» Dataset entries
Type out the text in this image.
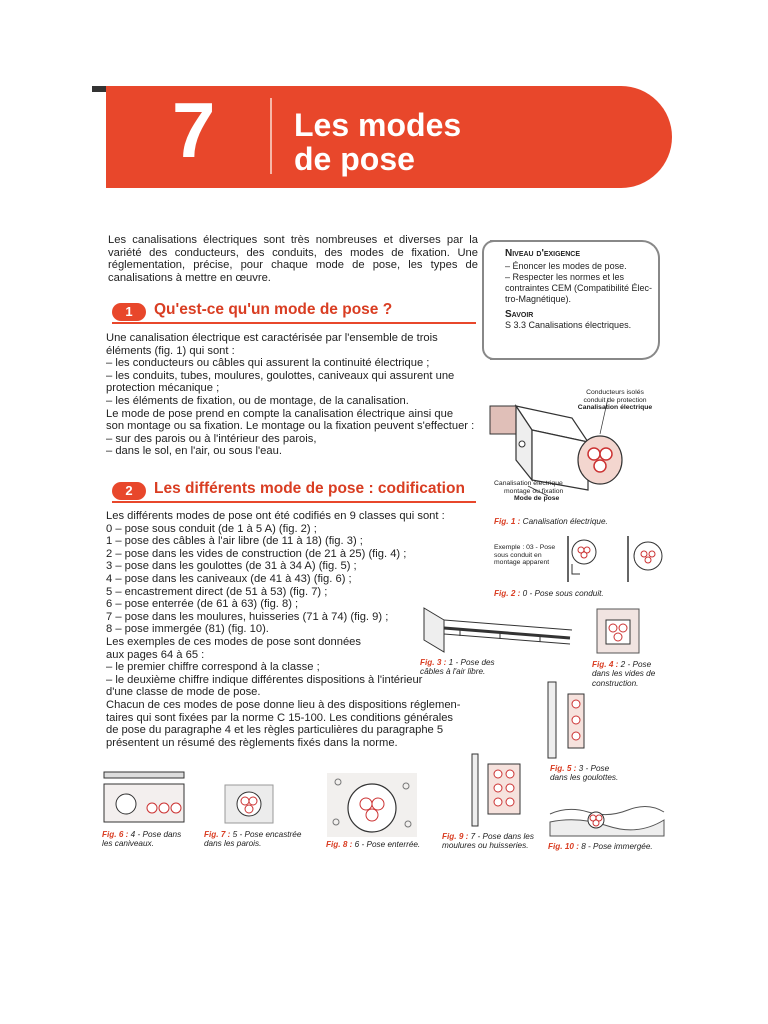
7 Les modes
de pose
Les canalisations électriques sont très nombreuses et diverses par la variété des conducteurs, des conduits, des modes de fixation. Une réglementation, précise, pour chaque mode de pose, les types de canalisations à mettre en œuvre.
Niveau d'exigence
– Énoncer les modes de pose.
– Respecter les normes et les
contraintes CEM (Compatibilité Élec-
tro-Magnétique).
Savoir
S 3.3 Canalisations électriques.
1	Qu'est-ce qu'un mode de pose ?
Une canalisation électrique est caractérisée par l'ensemble de trois
éléments (fig. 1) qui sont :
– les conducteurs ou câbles qui assurent la continuité électrique ;
– les conduits, tubes, moulures, goulottes, caniveaux qui assurent une
protection mécanique ;
– les éléments de fixation, ou de montage, de la canalisation.
Le mode de pose prend en compte la canalisation électrique ainsi que
son montage ou sa fixation. Le montage ou la fixation peuvent s'effectuer :
– sur des parois ou à l'intérieur des parois,
– dans le sol, en l'air, ou sous l'eau.
2	Les différents mode de pose : codification
Les différents modes de pose ont été codifiés en 9 classes qui sont :
0 – pose sous conduit (de 1 à 5 A) (fig. 2) ;
1 – pose des câbles à l'air libre (de 11 à 18) (fig. 3) ;
2 – pose dans les vides de construction (de 21 à 25) (fig. 4) ;
3 – pose dans les goulottes (de 31 à 34 A) (fig. 5) ;
4 – pose dans les caniveaux (de 41 à 43) (fig. 6) ;
5 – encastrement direct (de 51 à 53) (fig. 7) ;
6 – pose enterrée (de 61 à 63) (fig. 8) ;
7 – pose dans les moulures, huisseries (71 à 74) (fig. 9) ;
8 – pose immergée (81) (fig. 10).
Les exemples de ces modes de pose sont données
aux pages 64 à 65 :
– le premier chiffre correspond à la classe ;
– le deuxième chiffre indique différentes dispositions à l'intérieur
d'une classe de mode de pose.
Chacun de ces modes de pose donne lieu à des dispositions réglemen-
taires qui sont fixées par la norme C 15-100. Les conditions générales
de pose du paragraphe 4 et les règles particulières du paragraphe 5
présentent un résumé des règlements fixés dans la norme.
Conducteurs isolés
conduit de protection
Canalisation électrique
Canalisation électrique
montage ou fixation
Mode de pose
Fig. 1 : Canalisation électrique.
Exemple : 03 - Pose
sous conduit en
montage apparent
Fig. 2 : 0 - Pose sous conduit.
Fig. 3 : 1 - Pose des
câbles à l'air libre.
Fig. 4 : 2 - Pose
dans les vides de
construction.
Fig. 5 : 3 - Pose
dans les goulottes.
Fig. 6 : 4 - Pose dans
les caniveaux.
Fig. 7 : 5 - Pose encastrée
dans les parois.	Fig. 8 : 6 - Pose enterrée.
Fig. 9 : 7 - Pose dans les
moulures ou huisseries.	Fig. 10 : 8 - Pose immergée.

» WRITTEN EXERCISE
Scan the data for the word "parois" and copy every line where it shows up.

» ANSWER TO THIS TASK
– sur des parois ou à l'intérieur des parois,
dans les parois.	Fig. 8 : 6 - Pose enterrée.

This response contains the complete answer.